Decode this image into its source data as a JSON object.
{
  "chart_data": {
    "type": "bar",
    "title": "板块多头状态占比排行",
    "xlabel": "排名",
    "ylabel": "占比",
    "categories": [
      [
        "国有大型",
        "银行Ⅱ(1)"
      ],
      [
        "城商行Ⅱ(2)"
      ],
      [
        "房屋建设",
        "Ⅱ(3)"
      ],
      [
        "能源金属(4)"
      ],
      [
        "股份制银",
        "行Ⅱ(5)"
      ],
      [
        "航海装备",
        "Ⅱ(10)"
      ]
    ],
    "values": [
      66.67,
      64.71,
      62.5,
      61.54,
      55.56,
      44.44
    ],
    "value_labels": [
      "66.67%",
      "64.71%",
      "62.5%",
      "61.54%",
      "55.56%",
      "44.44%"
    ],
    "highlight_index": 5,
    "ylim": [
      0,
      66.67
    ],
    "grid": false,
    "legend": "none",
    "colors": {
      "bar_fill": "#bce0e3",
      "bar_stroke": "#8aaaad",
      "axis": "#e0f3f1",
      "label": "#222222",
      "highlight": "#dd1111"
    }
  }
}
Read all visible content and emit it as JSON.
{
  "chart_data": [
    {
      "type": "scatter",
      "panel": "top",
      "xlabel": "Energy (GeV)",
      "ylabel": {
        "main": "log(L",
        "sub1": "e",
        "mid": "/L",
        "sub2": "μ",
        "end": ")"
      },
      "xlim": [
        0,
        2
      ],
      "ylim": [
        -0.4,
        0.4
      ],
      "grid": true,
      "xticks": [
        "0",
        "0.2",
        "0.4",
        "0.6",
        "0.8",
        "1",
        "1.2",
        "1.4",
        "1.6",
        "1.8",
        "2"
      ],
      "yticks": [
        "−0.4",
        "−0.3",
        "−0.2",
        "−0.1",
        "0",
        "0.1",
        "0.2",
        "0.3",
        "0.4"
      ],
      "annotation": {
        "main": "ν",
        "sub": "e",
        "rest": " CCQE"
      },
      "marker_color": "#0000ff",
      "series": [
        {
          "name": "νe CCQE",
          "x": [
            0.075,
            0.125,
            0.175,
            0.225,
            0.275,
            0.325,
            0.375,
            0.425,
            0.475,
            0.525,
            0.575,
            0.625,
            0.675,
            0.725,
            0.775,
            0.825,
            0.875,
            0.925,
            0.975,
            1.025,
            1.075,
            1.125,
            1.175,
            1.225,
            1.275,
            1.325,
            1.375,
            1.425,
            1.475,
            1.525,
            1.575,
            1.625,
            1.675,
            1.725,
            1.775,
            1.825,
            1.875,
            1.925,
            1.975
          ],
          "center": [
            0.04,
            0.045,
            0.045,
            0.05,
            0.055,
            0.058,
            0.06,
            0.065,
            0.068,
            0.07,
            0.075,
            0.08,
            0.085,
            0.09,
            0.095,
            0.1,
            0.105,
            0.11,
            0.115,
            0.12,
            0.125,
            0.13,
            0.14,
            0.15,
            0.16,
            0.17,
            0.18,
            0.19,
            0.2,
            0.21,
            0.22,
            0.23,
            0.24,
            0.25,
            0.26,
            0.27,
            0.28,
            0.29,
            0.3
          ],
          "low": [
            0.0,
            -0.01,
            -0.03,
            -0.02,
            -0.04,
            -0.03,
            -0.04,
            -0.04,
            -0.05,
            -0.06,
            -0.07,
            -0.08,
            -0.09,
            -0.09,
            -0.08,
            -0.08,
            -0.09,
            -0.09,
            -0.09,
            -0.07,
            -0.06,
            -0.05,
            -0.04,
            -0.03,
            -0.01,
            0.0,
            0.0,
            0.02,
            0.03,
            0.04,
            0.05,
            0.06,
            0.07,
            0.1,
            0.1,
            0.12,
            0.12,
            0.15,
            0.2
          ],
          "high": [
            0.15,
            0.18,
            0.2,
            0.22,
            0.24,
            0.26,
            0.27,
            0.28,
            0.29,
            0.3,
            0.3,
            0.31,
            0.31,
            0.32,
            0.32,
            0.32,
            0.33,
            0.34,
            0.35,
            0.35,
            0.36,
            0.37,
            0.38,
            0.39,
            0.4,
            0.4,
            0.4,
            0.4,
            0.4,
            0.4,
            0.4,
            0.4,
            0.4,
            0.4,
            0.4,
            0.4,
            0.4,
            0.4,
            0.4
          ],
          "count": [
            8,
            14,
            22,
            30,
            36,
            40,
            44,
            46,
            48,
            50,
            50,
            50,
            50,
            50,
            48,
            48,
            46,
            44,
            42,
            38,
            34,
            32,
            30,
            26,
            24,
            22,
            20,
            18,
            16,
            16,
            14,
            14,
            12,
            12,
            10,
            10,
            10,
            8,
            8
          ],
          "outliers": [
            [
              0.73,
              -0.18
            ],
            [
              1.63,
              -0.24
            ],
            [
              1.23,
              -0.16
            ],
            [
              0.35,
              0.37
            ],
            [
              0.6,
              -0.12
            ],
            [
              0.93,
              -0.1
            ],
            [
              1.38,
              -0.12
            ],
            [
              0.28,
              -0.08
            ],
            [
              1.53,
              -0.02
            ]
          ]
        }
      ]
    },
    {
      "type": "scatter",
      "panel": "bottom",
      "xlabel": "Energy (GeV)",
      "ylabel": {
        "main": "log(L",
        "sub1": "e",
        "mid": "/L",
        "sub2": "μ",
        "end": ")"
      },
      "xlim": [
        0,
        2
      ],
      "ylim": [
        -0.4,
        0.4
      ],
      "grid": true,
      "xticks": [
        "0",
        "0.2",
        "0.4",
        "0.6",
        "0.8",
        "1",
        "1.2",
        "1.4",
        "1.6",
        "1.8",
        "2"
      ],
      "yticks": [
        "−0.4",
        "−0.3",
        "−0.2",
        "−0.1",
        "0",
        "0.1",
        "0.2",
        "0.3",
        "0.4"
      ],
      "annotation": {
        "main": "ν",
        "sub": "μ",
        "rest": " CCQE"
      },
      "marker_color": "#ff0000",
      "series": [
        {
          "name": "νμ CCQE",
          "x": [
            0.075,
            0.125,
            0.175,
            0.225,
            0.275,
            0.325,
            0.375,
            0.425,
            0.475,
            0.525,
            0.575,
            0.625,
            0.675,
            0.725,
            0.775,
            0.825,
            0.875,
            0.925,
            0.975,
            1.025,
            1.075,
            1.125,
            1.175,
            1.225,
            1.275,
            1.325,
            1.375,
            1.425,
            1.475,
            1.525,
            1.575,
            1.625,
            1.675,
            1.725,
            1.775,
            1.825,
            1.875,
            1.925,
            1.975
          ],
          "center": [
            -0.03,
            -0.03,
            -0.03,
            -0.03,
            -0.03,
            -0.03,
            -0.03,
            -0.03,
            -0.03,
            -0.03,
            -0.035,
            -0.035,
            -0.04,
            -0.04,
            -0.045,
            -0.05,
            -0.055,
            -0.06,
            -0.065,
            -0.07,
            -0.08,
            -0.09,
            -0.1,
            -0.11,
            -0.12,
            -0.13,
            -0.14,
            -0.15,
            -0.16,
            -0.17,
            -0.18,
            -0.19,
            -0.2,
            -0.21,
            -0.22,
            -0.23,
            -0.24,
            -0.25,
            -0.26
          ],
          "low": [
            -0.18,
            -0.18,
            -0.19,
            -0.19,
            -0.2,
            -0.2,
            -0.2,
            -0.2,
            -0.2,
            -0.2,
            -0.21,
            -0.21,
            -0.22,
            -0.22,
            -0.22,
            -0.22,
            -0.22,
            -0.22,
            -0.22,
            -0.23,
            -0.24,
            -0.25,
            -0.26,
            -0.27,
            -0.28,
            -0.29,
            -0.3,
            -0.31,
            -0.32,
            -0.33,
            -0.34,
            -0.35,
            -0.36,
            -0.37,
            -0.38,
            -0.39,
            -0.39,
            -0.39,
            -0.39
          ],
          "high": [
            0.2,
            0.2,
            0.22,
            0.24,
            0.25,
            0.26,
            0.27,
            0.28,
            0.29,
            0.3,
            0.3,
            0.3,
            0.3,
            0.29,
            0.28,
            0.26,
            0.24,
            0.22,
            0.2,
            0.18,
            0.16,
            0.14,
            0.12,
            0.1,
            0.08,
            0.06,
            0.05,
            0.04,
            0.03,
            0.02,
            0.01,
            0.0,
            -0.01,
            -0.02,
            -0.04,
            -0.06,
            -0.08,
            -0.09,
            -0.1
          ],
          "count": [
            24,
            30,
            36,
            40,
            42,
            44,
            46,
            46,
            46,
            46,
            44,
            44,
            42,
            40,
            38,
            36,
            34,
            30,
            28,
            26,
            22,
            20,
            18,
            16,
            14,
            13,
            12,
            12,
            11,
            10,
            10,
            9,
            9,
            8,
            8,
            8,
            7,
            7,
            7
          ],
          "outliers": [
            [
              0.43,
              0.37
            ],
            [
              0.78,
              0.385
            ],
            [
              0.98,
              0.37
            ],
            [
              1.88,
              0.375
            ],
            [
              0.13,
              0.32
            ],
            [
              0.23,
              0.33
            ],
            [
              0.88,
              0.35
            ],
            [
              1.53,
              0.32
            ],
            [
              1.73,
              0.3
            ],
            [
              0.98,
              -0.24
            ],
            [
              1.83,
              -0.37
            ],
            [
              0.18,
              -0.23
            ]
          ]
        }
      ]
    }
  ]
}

* * * *

--- REQUIREMENTS ---
From the material above, gather all lines that include the string "JSON" and copy them.

--- COMPLETE OUTPUT ---
Decode this image into its source data as a JSON object.
Read all visible content and emit it as JSON.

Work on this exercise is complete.